▸ Your instructions: Within the material below, find each line bearing the word "Index" and present it.

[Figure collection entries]

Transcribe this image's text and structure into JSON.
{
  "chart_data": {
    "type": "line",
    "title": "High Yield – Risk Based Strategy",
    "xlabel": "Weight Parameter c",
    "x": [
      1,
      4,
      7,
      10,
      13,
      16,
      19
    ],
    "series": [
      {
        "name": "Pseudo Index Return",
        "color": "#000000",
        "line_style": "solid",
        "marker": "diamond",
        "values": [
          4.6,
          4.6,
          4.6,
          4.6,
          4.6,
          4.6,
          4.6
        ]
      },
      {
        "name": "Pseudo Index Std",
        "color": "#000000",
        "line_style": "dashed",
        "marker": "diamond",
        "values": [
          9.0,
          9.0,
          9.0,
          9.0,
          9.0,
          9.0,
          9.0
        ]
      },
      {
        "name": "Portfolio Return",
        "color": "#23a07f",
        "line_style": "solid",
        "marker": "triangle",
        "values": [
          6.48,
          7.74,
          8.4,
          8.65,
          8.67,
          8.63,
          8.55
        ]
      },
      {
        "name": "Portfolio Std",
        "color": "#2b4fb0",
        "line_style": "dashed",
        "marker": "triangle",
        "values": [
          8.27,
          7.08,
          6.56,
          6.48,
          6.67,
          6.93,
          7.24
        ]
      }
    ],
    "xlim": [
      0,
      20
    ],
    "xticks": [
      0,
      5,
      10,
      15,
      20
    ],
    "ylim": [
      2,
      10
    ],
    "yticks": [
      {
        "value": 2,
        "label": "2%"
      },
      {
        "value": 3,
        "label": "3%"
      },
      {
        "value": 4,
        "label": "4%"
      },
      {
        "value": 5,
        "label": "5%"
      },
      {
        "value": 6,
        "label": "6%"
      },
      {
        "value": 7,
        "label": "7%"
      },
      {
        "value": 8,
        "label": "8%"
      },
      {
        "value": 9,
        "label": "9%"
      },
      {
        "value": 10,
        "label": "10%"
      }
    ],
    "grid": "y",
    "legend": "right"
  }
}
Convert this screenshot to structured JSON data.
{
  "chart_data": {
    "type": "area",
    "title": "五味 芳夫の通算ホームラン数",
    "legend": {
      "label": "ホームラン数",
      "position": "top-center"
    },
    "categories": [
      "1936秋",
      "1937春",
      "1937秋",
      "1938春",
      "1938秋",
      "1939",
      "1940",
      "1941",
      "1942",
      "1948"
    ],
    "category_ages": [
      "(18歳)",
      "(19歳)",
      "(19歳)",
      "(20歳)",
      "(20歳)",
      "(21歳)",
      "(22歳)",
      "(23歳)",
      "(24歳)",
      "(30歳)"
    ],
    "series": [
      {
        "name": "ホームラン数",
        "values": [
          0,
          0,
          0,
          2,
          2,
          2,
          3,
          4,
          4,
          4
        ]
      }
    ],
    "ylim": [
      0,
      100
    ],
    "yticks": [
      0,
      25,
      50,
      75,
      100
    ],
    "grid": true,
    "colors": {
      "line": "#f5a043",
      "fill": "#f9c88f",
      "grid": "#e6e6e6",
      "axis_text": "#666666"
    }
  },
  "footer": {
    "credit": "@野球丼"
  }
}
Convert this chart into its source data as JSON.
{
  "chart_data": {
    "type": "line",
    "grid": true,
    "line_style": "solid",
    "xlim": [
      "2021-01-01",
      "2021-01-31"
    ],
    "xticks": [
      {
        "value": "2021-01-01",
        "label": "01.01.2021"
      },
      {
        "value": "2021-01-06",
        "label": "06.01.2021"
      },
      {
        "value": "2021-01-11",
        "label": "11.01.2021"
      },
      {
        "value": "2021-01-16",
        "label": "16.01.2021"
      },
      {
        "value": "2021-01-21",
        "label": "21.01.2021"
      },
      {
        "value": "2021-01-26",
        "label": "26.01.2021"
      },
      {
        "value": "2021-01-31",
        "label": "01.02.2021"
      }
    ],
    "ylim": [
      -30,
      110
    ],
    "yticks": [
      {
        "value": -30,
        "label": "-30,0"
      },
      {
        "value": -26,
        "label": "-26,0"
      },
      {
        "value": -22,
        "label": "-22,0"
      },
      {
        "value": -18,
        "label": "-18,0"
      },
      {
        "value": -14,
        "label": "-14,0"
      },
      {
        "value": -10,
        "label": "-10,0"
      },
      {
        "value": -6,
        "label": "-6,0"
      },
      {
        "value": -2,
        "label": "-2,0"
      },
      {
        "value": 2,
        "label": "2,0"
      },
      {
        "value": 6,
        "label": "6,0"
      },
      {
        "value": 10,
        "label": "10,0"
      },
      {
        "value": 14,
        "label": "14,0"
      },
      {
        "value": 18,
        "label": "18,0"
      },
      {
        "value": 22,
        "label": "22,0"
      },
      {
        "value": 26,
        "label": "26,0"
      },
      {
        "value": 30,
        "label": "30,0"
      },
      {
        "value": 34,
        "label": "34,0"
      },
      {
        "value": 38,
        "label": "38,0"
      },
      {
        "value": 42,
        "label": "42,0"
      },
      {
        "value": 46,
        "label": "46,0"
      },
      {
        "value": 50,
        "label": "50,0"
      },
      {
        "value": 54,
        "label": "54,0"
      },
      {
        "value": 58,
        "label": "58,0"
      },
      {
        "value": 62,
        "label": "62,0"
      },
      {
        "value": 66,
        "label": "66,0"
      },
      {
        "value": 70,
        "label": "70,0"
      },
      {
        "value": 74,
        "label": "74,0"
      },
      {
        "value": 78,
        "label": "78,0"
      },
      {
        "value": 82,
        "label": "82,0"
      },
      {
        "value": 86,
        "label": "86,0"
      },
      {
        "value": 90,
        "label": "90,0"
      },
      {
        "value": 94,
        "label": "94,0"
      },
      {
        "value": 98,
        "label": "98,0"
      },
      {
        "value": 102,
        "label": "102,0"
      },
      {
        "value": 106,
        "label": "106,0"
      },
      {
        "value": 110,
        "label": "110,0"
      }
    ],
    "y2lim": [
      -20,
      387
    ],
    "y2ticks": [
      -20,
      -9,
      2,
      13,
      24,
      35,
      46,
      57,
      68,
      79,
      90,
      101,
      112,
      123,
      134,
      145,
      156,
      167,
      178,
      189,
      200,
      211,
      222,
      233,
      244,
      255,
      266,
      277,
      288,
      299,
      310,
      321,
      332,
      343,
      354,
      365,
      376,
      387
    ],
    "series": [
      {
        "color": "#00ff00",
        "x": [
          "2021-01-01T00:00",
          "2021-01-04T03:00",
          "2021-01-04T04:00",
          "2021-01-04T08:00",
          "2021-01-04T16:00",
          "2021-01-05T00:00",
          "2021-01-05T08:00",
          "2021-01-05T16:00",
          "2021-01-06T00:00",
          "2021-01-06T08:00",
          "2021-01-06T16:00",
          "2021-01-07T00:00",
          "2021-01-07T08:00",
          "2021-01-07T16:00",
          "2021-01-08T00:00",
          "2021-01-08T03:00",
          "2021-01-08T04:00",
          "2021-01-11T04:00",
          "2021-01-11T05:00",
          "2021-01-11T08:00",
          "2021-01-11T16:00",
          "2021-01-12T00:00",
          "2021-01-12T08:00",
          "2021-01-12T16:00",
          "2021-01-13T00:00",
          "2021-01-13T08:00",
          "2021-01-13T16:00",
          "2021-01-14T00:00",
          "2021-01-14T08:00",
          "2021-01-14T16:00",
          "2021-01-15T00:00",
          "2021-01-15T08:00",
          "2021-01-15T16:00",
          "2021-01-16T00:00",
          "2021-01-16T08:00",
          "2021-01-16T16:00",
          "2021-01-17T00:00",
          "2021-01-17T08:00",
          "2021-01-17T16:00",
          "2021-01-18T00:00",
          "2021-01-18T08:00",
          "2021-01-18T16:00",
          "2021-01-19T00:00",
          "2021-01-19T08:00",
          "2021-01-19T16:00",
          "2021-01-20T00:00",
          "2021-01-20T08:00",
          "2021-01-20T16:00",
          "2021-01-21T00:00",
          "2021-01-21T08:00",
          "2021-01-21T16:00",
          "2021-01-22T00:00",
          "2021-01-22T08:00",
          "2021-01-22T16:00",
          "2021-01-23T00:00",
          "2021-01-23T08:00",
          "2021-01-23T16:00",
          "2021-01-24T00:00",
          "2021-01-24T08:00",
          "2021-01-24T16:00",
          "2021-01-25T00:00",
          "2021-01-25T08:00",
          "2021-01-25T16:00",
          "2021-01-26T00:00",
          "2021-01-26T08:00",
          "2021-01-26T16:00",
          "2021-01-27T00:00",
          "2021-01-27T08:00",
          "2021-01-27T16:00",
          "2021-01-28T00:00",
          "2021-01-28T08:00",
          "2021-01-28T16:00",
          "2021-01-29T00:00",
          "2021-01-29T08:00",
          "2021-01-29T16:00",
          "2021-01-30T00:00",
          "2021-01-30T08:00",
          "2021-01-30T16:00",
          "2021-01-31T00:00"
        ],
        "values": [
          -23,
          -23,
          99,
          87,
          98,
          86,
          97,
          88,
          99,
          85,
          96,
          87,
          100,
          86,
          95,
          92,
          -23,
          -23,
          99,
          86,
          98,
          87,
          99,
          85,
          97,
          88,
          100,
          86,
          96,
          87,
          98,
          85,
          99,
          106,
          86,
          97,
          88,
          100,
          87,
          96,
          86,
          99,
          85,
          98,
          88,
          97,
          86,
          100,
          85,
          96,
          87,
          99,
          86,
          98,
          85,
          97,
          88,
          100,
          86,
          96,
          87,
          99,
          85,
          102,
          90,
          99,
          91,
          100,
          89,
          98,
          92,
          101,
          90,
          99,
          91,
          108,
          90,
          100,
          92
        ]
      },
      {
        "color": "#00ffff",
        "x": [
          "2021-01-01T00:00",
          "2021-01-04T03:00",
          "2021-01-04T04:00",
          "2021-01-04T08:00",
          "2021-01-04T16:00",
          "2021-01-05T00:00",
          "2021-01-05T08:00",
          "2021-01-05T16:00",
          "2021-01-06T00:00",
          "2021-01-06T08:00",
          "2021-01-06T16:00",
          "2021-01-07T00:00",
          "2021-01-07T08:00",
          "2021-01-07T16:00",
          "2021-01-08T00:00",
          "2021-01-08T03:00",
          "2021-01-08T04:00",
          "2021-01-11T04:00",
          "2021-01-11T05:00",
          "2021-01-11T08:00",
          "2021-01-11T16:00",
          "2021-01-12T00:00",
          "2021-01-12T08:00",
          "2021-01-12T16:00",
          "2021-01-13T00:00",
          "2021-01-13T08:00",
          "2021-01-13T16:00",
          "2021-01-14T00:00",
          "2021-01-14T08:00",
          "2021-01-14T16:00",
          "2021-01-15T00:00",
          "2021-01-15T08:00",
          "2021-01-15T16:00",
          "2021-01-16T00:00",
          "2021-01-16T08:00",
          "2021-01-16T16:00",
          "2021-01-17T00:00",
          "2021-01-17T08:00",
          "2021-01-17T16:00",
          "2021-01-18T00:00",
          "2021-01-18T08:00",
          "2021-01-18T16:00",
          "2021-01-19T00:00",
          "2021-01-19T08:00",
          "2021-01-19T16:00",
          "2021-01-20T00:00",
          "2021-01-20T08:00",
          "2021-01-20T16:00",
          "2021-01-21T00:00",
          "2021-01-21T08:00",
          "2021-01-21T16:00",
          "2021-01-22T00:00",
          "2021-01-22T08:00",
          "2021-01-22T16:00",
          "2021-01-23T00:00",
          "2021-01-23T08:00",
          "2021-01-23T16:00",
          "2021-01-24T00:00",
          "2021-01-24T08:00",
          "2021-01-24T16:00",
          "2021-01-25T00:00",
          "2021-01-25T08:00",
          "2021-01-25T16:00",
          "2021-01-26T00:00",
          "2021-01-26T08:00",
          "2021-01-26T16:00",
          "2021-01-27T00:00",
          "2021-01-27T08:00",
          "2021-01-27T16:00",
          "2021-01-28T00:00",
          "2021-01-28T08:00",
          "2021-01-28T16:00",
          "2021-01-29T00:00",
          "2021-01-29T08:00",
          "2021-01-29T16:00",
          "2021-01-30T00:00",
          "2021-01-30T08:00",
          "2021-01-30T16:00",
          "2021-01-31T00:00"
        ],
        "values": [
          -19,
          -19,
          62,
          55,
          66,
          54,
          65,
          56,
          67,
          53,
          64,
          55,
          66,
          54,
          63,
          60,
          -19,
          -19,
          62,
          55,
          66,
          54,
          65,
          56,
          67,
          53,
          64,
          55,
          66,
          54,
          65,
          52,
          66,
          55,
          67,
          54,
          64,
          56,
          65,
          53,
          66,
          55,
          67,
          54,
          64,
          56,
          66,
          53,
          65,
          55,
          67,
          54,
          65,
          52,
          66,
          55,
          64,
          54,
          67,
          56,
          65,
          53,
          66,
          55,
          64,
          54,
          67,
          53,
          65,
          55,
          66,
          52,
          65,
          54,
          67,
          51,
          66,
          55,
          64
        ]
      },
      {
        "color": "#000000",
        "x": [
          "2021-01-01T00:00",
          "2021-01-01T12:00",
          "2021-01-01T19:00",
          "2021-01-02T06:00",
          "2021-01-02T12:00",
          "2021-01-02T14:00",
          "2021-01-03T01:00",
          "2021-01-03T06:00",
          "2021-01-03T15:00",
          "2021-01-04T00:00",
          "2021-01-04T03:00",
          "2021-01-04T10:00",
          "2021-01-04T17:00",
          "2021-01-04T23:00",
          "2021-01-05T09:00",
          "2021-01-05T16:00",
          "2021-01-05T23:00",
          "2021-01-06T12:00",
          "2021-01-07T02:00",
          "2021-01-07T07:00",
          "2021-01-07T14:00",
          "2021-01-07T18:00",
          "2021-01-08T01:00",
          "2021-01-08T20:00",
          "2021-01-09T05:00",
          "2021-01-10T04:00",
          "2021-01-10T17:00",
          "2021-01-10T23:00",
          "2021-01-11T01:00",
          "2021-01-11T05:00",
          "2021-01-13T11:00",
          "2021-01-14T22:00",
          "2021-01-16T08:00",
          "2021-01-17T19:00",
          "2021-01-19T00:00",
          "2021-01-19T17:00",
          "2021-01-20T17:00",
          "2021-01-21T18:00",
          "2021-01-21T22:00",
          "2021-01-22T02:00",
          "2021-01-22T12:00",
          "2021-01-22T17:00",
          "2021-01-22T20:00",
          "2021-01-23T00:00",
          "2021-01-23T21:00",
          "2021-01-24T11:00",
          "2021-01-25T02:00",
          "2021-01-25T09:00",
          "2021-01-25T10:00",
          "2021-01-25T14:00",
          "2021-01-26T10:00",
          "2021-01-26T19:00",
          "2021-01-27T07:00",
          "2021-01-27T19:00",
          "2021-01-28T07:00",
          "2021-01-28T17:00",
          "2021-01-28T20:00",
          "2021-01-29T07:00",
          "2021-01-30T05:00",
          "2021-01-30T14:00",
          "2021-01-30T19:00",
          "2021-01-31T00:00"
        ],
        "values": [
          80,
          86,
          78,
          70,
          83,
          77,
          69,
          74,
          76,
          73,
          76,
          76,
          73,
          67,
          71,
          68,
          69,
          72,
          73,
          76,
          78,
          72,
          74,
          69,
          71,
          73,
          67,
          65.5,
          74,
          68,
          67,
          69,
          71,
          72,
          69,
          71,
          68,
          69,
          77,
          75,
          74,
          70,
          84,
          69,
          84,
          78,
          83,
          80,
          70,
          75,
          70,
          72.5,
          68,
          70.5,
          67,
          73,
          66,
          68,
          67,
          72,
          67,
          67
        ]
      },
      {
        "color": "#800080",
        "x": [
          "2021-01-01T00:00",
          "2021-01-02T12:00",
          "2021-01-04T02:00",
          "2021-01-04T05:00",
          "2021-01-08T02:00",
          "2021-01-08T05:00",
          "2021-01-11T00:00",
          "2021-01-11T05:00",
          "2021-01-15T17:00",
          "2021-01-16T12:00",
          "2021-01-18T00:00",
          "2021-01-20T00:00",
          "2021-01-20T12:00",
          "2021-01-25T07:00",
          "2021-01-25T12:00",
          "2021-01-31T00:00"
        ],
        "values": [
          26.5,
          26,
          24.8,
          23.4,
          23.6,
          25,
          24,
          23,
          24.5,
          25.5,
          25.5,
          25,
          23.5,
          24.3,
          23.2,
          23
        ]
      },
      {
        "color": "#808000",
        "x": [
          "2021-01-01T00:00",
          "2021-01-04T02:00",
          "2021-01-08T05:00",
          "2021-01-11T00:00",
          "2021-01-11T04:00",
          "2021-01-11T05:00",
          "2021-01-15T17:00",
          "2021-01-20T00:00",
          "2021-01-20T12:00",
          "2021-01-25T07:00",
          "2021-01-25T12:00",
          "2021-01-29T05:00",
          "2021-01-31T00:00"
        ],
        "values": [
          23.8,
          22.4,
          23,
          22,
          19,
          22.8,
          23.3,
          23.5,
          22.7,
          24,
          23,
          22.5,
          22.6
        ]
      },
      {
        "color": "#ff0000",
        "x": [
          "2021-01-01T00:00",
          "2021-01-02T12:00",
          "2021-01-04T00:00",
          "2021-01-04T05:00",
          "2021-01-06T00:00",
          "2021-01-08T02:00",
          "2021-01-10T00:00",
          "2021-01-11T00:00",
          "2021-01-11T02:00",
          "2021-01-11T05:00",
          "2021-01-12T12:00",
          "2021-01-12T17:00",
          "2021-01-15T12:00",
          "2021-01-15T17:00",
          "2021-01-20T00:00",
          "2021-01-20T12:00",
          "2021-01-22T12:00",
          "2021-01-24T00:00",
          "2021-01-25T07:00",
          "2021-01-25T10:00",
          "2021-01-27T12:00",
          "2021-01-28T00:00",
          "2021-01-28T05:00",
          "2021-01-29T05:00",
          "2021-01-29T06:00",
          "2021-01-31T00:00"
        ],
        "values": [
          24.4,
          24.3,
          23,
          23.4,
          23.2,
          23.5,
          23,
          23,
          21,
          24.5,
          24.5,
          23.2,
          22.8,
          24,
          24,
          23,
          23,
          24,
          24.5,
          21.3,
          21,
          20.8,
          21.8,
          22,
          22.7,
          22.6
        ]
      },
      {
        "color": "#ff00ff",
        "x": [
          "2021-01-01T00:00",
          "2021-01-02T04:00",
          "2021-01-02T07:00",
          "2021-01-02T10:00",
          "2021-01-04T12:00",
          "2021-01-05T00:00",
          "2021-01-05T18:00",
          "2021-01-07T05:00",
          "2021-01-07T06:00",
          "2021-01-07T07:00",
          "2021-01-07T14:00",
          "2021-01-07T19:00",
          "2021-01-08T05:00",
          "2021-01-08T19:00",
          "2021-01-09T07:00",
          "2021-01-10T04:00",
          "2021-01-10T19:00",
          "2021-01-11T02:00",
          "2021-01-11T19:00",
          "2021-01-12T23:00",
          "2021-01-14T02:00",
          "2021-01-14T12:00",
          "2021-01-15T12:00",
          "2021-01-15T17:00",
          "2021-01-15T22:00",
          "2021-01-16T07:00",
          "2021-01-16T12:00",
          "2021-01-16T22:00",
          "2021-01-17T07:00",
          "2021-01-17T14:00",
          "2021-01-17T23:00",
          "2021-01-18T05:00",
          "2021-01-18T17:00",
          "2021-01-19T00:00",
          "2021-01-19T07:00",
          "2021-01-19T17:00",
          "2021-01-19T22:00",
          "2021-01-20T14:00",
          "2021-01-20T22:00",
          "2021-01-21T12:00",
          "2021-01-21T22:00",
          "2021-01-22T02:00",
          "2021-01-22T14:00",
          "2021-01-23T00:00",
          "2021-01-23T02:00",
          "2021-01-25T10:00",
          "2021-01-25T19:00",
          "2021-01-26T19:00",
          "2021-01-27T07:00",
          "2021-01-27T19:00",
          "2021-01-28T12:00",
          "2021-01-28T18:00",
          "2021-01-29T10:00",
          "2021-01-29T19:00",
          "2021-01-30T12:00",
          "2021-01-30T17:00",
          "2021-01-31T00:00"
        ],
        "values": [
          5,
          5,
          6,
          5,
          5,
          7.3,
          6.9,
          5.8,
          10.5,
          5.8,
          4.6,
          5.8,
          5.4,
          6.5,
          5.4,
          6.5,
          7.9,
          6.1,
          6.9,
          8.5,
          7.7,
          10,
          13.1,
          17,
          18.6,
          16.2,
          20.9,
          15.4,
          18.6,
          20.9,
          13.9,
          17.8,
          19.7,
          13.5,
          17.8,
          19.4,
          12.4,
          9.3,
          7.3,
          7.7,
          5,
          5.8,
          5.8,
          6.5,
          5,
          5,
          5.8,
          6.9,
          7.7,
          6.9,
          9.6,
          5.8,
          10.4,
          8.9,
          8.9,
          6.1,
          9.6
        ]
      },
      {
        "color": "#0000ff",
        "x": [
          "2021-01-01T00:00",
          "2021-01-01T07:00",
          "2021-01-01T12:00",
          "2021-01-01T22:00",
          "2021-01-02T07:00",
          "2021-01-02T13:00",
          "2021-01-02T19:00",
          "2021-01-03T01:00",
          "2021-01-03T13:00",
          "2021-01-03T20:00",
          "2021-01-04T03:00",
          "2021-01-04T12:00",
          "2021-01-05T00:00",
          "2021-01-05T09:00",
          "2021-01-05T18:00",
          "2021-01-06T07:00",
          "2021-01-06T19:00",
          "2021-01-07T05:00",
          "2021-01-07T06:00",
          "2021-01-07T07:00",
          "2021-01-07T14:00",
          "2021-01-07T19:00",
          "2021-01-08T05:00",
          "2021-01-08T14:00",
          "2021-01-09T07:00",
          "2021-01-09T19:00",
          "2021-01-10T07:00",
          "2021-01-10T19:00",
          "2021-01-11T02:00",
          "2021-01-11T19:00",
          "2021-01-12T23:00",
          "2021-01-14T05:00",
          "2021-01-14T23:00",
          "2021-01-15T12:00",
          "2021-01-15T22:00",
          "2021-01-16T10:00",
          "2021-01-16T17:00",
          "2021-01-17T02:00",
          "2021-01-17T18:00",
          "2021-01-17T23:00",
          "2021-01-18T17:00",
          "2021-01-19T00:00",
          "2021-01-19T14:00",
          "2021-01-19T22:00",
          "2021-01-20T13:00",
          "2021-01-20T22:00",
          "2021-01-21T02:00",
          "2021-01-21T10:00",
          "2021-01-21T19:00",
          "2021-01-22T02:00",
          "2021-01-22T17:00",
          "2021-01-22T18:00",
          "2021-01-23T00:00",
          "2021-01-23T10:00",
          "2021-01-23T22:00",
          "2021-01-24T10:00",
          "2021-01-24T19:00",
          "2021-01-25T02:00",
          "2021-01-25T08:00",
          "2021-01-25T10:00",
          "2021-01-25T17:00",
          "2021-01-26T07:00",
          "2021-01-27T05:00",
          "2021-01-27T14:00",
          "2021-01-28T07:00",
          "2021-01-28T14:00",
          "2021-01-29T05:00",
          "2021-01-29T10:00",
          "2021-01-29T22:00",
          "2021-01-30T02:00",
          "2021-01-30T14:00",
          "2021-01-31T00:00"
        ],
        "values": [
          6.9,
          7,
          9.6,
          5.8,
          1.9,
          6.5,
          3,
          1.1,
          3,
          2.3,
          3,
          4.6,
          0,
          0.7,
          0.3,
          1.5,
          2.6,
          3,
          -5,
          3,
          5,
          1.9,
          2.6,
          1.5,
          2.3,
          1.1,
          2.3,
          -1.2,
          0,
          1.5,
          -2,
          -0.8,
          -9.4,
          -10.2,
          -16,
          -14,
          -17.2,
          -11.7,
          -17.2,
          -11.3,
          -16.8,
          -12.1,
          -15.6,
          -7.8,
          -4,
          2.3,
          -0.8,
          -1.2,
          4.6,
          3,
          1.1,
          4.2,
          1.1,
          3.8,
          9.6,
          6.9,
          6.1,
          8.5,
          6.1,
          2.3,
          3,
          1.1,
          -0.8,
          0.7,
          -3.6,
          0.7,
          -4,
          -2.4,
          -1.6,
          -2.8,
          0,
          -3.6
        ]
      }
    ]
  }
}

▸ Problem solution:
        "name": "Pseudo Index Return",
        "name": "Pseudo Index Std",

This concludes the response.